§ Given request
Your task is to locate every line holding the string "Pembentangan" and to copy each of them.

§ Material supplied
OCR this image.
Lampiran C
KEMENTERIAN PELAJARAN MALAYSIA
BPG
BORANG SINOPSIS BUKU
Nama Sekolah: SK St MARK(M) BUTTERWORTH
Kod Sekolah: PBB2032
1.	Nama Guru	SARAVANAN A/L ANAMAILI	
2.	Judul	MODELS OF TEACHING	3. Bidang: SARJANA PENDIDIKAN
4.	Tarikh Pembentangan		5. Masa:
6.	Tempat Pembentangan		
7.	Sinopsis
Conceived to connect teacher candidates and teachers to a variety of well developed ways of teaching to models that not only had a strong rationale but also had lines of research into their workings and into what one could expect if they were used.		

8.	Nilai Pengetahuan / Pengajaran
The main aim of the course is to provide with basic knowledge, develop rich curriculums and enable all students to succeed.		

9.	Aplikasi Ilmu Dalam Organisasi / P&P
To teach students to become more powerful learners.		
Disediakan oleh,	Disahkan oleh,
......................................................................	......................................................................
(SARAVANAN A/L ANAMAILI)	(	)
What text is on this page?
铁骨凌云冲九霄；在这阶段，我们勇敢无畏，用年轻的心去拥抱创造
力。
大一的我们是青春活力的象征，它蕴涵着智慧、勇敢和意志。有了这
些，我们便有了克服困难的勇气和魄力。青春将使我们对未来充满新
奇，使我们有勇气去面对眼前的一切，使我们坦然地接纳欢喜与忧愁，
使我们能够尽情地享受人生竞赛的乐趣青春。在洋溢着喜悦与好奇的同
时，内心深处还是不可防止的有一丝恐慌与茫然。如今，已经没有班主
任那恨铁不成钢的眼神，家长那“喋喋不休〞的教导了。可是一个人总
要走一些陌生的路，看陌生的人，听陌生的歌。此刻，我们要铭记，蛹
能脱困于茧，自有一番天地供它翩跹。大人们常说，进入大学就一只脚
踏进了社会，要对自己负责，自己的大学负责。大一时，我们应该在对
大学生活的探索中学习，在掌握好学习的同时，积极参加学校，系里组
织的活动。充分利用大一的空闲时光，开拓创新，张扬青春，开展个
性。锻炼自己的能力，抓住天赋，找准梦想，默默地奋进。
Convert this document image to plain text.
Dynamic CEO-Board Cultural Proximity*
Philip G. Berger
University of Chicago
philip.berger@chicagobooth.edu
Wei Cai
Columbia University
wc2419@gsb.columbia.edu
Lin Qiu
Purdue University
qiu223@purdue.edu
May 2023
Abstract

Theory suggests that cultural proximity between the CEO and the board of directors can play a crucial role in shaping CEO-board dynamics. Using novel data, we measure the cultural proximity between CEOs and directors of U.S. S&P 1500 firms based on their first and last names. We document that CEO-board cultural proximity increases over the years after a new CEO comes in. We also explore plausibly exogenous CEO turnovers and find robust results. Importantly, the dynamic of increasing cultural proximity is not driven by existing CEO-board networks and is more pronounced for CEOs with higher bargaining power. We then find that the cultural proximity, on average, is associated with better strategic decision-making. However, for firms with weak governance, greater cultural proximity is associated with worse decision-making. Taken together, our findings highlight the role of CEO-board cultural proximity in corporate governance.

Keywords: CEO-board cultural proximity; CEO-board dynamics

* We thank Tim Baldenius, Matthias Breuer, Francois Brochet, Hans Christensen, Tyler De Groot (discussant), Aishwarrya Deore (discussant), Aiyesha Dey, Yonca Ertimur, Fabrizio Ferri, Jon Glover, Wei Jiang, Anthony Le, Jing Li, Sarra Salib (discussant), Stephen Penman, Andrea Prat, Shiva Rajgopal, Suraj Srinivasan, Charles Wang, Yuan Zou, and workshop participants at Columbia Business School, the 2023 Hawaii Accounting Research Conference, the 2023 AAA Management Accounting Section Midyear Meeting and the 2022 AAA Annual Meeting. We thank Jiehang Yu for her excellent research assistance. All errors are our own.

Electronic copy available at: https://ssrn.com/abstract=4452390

§ Exercise output
4.	Tarikh Pembentangan		5. Masa:
6.	Tempat Pembentangan		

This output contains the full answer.